## start Supplied records

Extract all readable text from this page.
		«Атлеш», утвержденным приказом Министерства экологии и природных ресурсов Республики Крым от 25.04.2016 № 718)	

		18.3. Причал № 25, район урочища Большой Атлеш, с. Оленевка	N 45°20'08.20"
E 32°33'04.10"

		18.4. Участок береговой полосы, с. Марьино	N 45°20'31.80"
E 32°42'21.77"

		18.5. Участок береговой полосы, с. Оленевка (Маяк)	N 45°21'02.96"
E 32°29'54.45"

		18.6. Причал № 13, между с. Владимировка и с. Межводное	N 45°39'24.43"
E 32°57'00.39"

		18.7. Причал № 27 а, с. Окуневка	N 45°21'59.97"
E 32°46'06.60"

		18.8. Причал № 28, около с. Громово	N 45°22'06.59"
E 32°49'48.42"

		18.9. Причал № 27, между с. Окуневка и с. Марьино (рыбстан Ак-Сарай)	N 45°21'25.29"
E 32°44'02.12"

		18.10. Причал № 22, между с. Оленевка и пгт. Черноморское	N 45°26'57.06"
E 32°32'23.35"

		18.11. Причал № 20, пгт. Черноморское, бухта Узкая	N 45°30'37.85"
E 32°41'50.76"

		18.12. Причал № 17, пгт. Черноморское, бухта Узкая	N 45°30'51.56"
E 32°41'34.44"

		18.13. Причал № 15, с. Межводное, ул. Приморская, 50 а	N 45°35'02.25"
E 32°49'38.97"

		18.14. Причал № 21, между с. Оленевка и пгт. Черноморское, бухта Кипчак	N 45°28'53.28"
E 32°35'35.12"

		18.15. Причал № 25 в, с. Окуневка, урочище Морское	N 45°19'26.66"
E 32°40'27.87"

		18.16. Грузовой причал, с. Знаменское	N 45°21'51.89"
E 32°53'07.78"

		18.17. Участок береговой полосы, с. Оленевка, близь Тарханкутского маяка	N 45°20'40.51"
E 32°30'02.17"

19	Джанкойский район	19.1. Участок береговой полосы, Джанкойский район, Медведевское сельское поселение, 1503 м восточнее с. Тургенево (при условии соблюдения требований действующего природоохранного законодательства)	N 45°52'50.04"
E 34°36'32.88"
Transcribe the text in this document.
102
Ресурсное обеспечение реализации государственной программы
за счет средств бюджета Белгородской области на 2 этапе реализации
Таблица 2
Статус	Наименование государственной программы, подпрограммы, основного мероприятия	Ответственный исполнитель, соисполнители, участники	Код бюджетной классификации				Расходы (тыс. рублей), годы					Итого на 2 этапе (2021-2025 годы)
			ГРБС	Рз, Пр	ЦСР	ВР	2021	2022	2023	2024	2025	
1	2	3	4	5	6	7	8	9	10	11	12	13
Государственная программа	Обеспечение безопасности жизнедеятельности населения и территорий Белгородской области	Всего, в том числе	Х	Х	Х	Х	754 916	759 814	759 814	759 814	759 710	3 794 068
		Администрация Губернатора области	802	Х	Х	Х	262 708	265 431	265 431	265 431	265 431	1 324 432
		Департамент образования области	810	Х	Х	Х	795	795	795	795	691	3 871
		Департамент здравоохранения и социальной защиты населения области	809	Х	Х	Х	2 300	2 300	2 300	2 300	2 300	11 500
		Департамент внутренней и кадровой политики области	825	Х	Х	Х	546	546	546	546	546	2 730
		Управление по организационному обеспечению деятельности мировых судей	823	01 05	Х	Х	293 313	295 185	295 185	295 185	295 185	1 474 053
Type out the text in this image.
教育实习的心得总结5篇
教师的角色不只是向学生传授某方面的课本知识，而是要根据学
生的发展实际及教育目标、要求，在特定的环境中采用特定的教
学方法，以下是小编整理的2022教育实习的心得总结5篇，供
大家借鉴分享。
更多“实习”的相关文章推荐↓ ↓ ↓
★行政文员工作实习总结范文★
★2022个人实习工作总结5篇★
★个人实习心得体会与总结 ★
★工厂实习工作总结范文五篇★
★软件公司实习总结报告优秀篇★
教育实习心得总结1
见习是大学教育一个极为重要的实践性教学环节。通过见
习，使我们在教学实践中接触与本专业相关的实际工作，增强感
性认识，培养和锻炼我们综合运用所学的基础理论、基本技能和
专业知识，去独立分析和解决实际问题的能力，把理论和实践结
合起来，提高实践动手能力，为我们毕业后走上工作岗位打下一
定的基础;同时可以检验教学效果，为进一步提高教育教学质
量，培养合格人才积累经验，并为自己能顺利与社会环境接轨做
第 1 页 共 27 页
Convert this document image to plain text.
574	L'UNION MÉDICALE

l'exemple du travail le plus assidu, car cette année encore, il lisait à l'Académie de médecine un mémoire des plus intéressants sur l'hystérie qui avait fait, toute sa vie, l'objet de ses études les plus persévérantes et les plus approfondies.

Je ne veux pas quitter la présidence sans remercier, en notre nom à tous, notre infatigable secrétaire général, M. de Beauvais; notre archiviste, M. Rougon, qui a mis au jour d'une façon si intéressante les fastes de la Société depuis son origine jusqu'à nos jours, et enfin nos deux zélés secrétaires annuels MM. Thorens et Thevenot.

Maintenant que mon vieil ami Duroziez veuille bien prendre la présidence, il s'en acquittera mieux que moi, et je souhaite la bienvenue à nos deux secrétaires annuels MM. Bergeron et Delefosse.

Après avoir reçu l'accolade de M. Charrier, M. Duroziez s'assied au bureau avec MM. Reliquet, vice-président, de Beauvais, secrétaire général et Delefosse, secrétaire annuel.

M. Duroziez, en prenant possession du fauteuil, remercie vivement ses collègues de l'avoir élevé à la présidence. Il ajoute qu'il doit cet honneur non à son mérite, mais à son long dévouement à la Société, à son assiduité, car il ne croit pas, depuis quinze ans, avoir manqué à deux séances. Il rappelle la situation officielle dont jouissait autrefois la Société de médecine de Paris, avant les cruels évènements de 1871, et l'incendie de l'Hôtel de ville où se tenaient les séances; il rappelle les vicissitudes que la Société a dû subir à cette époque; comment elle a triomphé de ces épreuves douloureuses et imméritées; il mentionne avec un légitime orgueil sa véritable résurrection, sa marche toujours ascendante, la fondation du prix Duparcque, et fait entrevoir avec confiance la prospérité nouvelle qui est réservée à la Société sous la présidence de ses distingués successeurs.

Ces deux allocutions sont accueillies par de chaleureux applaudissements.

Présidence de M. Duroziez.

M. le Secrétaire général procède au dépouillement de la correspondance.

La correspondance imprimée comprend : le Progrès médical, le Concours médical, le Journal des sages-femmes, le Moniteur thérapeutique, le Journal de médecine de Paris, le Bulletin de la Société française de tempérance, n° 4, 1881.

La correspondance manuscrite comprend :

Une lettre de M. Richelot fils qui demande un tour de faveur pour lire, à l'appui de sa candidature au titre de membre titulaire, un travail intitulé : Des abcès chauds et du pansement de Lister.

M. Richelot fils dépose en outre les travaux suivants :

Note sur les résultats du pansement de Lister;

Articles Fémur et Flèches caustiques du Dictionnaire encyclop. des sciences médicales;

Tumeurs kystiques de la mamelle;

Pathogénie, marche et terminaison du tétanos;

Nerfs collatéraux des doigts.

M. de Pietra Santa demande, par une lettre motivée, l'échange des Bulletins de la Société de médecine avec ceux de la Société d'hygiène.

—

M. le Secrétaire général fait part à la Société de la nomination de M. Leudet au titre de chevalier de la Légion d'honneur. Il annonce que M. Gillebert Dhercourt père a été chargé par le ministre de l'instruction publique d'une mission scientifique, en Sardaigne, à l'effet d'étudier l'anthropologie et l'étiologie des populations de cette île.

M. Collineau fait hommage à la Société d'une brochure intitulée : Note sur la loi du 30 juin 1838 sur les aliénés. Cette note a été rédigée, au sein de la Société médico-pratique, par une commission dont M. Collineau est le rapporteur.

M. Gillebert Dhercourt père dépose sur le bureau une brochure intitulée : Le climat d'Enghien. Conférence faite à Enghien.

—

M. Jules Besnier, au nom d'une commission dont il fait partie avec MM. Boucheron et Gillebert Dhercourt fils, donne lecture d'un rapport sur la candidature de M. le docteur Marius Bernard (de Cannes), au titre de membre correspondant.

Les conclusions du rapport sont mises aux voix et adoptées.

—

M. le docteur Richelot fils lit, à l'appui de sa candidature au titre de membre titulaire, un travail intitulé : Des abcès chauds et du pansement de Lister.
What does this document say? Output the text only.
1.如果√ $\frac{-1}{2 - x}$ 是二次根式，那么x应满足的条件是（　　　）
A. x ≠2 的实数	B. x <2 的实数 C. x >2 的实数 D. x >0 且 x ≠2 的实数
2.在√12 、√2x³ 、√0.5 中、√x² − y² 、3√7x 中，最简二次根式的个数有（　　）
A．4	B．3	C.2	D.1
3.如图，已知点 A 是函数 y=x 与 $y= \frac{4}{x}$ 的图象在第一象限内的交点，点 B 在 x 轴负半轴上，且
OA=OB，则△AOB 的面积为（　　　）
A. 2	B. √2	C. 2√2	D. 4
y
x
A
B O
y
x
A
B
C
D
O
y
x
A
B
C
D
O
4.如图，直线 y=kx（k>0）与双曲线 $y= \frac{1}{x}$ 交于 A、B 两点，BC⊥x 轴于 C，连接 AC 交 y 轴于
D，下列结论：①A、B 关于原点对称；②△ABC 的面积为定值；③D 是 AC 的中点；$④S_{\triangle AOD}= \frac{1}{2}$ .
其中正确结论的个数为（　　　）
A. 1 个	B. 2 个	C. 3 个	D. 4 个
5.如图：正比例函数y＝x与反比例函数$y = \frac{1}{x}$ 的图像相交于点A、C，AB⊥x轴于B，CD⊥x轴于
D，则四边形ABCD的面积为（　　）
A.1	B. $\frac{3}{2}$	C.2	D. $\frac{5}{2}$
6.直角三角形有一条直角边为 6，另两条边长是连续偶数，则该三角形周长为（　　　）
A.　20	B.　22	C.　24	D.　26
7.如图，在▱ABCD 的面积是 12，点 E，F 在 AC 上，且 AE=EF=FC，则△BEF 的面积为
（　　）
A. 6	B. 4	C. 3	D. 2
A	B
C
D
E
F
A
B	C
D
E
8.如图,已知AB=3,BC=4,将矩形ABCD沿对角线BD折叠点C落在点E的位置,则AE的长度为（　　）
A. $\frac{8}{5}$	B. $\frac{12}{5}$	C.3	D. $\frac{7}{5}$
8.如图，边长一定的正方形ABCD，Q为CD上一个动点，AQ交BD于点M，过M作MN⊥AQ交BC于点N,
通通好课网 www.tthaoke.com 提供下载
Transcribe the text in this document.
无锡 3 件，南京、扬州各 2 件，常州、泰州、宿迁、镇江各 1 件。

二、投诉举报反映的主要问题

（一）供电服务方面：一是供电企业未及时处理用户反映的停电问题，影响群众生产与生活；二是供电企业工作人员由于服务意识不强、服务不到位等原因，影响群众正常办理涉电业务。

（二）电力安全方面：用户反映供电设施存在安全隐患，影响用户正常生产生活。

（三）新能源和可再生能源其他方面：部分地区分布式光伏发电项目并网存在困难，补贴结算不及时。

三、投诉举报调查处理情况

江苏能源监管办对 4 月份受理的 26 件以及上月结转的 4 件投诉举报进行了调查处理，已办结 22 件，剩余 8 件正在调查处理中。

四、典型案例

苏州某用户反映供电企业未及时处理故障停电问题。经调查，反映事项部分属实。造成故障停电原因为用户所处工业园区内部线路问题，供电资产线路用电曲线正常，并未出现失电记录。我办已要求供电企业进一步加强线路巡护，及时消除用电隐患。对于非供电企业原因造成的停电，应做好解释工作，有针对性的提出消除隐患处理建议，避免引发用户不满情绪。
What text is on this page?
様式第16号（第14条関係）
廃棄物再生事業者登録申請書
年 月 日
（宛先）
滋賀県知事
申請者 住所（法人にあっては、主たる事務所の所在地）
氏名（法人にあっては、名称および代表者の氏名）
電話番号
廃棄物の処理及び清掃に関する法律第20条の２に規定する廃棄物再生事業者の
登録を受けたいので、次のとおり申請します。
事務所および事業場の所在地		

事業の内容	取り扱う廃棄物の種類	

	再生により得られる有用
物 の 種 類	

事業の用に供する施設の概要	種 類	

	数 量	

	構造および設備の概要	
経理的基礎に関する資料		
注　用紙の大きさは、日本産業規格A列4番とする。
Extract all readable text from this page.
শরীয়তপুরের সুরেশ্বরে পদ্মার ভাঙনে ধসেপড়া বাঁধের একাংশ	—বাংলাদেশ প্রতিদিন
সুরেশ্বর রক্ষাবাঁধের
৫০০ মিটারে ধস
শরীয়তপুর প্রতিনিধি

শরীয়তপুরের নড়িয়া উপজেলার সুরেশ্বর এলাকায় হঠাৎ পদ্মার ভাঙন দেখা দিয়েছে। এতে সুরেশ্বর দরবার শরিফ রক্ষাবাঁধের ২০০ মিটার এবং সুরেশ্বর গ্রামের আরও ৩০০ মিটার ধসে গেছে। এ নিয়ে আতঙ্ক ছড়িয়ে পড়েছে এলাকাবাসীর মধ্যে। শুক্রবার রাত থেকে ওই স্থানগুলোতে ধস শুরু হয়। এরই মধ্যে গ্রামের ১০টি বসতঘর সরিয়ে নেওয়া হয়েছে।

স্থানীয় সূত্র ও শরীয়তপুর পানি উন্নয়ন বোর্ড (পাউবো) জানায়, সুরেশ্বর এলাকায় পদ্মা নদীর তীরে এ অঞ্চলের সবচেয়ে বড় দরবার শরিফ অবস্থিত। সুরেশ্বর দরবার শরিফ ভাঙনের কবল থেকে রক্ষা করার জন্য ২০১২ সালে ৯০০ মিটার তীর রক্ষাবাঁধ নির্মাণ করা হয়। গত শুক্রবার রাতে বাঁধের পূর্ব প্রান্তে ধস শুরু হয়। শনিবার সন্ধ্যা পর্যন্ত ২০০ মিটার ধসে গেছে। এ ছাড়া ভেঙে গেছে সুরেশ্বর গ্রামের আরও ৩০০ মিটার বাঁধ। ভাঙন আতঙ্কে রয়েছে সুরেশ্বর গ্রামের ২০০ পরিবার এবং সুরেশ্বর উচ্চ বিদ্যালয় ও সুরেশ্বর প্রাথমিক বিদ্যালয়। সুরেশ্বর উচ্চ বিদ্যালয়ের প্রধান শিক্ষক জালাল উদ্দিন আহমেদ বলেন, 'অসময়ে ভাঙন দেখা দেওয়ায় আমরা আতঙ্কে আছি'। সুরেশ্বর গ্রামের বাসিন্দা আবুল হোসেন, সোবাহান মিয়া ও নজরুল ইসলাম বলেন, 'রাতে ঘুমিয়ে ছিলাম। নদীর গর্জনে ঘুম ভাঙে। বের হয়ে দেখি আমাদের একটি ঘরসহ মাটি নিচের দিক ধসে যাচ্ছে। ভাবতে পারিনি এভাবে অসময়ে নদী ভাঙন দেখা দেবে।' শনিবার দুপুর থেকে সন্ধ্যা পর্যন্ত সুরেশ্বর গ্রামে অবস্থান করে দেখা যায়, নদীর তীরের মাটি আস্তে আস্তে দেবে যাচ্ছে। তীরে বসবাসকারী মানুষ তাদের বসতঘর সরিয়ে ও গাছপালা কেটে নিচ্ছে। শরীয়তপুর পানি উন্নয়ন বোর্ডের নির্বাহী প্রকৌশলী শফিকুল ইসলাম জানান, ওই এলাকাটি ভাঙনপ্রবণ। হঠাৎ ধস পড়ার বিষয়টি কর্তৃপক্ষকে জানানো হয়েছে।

## end Supplied records

## Written request
Look through the entries above and report each line where the string "document" occurs.

## Completed exercise
Transcribe the text in this document.
Convert this document image to plain text.
What does this document say? Output the text only.
Transcribe the text in this document.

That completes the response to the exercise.